**Requirements**
Which lines of the records contain "Debt"? Collect every one of them.
— Start of Data lines —
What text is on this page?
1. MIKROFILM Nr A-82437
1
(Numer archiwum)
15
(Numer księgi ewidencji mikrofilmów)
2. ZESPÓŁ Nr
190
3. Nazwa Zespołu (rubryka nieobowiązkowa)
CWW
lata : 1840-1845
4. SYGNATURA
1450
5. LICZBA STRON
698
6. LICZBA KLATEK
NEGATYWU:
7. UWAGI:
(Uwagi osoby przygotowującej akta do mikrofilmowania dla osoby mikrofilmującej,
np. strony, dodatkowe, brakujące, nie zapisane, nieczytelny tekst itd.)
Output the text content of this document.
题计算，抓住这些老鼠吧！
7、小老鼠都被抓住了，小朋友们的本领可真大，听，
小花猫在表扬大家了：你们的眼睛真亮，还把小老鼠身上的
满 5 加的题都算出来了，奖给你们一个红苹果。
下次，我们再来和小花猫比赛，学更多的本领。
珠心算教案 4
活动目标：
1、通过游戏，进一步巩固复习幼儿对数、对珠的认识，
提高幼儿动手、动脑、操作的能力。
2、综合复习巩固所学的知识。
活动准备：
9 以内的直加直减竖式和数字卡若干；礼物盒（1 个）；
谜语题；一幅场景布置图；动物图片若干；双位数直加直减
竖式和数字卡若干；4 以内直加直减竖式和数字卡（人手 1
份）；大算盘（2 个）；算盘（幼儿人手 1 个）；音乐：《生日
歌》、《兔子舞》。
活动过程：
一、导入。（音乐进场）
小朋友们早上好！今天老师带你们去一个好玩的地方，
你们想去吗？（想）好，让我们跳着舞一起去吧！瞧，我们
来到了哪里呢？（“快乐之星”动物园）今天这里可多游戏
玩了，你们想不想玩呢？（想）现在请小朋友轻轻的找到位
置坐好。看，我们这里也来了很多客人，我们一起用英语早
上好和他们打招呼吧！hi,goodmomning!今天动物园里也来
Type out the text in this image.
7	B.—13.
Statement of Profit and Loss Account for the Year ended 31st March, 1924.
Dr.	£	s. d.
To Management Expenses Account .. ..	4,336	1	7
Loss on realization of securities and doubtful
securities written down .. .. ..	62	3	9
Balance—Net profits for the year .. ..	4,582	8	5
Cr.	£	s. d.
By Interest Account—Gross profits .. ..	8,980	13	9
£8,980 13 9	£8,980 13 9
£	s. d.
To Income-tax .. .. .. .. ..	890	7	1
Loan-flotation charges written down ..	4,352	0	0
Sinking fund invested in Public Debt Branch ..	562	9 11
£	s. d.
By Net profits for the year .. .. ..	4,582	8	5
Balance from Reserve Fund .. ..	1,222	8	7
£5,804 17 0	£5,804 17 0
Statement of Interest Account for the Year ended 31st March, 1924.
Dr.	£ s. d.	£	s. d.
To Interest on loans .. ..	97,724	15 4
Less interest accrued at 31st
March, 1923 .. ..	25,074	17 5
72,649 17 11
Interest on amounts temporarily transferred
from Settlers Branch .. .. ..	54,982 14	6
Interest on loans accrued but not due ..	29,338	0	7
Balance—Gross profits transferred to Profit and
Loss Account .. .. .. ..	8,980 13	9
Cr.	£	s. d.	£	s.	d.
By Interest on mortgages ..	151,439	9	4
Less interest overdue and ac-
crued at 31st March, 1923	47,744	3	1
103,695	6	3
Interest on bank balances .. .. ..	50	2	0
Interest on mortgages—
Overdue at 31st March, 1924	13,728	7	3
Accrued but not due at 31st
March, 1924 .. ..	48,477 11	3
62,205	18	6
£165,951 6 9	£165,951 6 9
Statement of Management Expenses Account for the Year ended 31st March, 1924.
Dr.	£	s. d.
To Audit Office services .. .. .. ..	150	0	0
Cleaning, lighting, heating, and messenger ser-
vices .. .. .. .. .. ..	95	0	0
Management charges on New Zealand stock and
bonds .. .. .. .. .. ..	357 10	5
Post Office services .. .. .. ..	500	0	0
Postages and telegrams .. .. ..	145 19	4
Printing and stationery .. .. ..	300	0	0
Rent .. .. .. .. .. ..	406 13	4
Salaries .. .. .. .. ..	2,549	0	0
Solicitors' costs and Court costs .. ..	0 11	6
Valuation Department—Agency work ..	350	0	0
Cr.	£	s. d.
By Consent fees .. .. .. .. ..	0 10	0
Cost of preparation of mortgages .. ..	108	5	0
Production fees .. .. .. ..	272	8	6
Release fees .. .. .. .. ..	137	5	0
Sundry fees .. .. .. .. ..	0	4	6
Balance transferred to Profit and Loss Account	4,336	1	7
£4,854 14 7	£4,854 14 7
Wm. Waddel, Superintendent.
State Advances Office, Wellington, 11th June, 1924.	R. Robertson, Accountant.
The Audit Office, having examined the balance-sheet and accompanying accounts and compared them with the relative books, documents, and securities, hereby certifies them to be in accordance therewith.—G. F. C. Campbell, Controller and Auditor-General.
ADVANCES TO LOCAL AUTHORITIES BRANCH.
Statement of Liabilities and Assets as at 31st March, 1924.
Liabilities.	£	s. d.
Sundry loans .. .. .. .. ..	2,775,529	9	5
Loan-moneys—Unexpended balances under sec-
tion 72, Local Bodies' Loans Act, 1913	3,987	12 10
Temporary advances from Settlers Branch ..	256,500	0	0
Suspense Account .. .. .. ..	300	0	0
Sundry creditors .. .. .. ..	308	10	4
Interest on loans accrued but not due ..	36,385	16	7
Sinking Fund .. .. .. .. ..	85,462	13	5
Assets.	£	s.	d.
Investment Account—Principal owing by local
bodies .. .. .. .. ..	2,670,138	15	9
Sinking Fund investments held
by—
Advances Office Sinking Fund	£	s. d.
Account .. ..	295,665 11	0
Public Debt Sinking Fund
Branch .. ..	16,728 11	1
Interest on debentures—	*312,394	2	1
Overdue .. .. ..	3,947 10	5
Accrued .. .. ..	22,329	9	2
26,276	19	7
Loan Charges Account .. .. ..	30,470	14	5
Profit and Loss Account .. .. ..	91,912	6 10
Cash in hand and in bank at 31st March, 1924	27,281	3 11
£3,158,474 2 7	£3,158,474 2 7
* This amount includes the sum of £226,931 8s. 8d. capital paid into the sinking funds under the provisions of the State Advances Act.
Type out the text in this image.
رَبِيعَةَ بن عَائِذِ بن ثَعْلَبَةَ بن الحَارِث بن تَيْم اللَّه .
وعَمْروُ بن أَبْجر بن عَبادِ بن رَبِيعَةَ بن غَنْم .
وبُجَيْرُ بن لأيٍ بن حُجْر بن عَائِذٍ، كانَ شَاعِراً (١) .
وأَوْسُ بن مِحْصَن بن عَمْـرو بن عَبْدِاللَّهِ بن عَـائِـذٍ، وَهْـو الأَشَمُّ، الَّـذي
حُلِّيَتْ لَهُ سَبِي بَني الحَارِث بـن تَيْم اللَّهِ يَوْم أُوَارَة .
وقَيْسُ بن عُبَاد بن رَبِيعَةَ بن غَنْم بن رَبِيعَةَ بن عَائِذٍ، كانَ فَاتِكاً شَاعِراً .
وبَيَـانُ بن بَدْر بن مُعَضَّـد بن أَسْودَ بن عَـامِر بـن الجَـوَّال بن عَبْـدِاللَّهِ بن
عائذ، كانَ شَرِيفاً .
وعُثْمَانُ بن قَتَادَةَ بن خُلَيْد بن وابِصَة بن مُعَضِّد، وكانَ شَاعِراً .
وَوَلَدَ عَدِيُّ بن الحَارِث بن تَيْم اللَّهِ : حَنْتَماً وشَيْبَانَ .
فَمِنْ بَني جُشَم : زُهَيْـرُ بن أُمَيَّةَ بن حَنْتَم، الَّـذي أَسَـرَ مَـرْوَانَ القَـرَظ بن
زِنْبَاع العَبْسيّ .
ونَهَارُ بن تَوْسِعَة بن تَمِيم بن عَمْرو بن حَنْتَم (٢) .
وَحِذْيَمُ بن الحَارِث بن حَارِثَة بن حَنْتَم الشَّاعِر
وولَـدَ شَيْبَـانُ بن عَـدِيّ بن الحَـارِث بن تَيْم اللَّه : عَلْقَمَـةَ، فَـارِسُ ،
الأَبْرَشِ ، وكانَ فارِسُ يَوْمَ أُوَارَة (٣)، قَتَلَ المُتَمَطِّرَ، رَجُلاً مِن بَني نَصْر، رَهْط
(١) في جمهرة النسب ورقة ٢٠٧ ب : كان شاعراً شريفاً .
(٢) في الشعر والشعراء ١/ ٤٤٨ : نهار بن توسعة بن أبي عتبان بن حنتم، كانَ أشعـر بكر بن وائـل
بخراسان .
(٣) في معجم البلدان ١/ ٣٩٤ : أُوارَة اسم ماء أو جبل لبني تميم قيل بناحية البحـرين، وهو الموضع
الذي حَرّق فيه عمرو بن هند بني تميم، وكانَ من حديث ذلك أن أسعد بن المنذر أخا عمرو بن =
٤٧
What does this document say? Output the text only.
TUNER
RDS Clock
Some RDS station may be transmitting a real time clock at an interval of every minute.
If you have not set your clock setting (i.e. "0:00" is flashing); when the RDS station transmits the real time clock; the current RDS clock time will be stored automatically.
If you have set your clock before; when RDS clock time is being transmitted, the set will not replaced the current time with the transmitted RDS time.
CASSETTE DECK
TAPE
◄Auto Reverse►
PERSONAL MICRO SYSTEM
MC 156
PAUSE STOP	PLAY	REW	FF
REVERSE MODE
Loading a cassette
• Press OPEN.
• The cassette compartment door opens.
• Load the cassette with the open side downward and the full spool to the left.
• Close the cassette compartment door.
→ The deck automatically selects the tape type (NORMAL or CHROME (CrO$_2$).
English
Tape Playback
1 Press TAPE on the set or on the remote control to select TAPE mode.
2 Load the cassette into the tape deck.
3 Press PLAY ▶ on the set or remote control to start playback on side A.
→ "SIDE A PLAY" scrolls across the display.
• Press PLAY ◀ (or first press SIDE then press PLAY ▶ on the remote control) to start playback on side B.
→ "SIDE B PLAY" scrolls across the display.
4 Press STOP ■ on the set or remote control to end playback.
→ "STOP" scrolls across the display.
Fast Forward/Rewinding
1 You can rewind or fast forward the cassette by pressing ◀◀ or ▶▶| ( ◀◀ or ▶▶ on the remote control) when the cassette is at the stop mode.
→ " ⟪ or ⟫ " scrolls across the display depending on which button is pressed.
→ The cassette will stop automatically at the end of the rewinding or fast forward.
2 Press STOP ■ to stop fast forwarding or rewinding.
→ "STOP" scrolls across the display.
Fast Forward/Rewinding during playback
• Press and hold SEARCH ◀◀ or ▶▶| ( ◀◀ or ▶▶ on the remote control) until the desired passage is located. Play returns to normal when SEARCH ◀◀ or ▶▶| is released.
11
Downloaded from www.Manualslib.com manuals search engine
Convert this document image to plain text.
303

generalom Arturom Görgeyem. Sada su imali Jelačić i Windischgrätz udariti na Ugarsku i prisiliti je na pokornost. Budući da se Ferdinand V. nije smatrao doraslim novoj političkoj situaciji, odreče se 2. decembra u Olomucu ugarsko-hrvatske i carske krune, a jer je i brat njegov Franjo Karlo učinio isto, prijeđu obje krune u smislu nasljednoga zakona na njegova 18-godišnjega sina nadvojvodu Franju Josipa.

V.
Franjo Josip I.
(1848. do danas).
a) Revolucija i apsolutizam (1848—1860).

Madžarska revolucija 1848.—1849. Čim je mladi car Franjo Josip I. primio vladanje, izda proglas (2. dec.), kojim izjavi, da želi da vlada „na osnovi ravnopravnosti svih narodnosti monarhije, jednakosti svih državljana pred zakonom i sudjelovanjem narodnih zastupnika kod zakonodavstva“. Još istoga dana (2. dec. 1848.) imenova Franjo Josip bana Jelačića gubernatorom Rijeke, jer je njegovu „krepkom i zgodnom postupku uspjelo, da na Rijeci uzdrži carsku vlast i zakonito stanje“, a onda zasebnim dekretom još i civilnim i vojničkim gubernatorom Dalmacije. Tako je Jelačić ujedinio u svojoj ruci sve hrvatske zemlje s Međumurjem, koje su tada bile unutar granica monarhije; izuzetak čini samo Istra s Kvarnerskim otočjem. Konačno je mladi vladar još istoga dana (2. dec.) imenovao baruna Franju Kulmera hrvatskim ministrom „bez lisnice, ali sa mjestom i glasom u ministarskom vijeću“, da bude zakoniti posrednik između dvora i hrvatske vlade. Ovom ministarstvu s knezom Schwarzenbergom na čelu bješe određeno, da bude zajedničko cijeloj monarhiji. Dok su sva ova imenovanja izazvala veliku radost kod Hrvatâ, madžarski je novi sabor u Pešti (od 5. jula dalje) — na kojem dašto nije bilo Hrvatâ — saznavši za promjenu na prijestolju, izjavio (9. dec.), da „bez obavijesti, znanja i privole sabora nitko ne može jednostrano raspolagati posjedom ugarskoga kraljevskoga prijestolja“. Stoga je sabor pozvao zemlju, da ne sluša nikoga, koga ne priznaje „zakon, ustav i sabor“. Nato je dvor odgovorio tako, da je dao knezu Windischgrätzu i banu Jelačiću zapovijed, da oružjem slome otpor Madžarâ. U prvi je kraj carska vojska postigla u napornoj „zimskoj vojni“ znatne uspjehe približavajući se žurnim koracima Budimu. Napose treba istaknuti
— End of Data lines —
**Exercise output**
Sinking fund invested in Public Debt Branch ..	562	9 11
Public Debt Sinking Fund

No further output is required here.